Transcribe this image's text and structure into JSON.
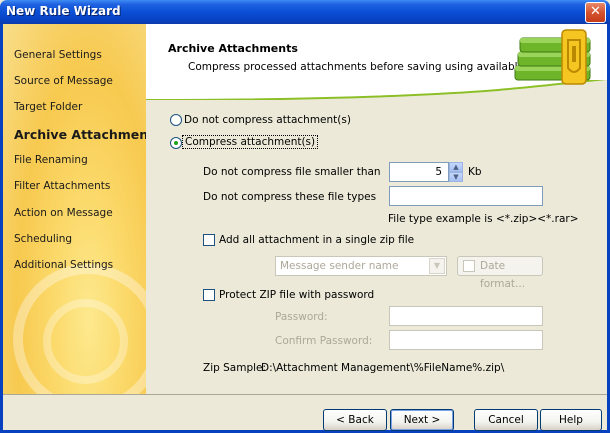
{
  "window": {
    "title": "New Rule Wizard",
    "close_glyph": "✕"
  },
  "sidebar": {
    "items": [
      {
        "label": "General Settings"
      },
      {
        "label": "Source of Message"
      },
      {
        "label": "Target Folder"
      },
      {
        "label": "Archive Attachments"
      },
      {
        "label": "File Renaming"
      },
      {
        "label": "Filter Attachments"
      },
      {
        "label": "Action on Message"
      },
      {
        "label": "Scheduling"
      },
      {
        "label": "Additional Settings"
      }
    ],
    "active_index": 3
  },
  "header": {
    "title": "Archive Attachments",
    "subtitle": "Compress processed attachments before saving using available criteria.",
    "icon": "archive-books-icon"
  },
  "options": {
    "no_compress_label": "Do not compress attachment(s)",
    "compress_label": "Compress attachment(s)",
    "selected": "compress"
  },
  "fields": {
    "min_size_label": "Do not compress file smaller than",
    "min_size_value": "5",
    "min_size_unit": "Kb",
    "file_types_label": "Do not compress these file types",
    "file_types_value": "",
    "file_type_hint": "File type example is <*.zip><*.rar>",
    "single_zip_label": "Add all attachment in a single zip file",
    "single_zip_checked": false,
    "zip_name_placeholder": "Message sender name",
    "date_format_label": "Date format...",
    "protect_zip_label": "Protect ZIP file with password",
    "protect_zip_checked": false,
    "password_label": "Password:",
    "confirm_password_label": "Confirm Password:",
    "zip_sample_label": "Zip Sample:",
    "zip_sample_value": "D:\\Attachment Management\\%FileName%.zip\\"
  },
  "buttons": {
    "back": "< Back",
    "next": "Next >",
    "cancel": "Cancel",
    "help": "Help"
  },
  "colors": {
    "titlebar": "#0a4fd6",
    "sidebar": "#f7c94f",
    "accent_green": "#8cbf26"
  }
}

**INSTRUCTIONS TO FOLLOW:** Leave every image out, and retype the material exactly.

**CORRECT RESULT:**
Transcribe this image's text and structure into JSON.
{
  "window": {
    "title": "New Rule Wizard",
    "close_glyph": "✕"
  },
  "sidebar": {
    "items": [
      {
        "label": "General Settings"
      },
      {
        "label": "Source of Message"
      },
      {
        "label": "Target Folder"
      },
      {
        "label": "Archive Attachments"
      },
      {
        "label": "File Renaming"
      },
      {
        "label": "Filter Attachments"
      },
      {
        "label": "Action on Message"
      },
      {
        "label": "Scheduling"
      },
      {
        "label": "Additional Settings"
      }
    ],
    "active_index": 3
  },
  "header": {
    "title": "Archive Attachments",
    "subtitle": "Compress processed attachments before saving using available criteria.",
    "icon": "archive-books-icon"
  },
  "options": {
    "no_compress_label": "Do not compress attachment(s)",
    "compress_label": "Compress attachment(s)",
    "selected": "compress"
  },
  "fields": {
    "min_size_label": "Do not compress file smaller than",
    "min_size_value": "5",
    "min_size_unit": "Kb",
    "file_types_label": "Do not compress these file types",
    "file_types_value": "",
    "file_type_hint": "File type example is <*.zip><*.rar>",
    "single_zip_label": "Add all attachment in a single zip file",
    "single_zip_checked": false,
    "zip_name_placeholder": "Message sender name",
    "date_format_label": "Date format...",
    "protect_zip_label": "Protect ZIP file with password",
    "protect_zip_checked": false,
    "password_label": "Password:",
    "confirm_password_label": "Confirm Password:",
    "zip_sample_label": "Zip Sample:",
    "zip_sample_value": "D:\\Attachment Management\\%FileName%.zip\\"
  },
  "buttons": {
    "back": "< Back",
    "next": "Next >",
    "cancel": "Cancel",
    "help": "Help"
  },
  "colors": {
    "titlebar": "#0a4fd6",
    "sidebar": "#f7c94f",
    "accent_green": "#8cbf26"
  }
}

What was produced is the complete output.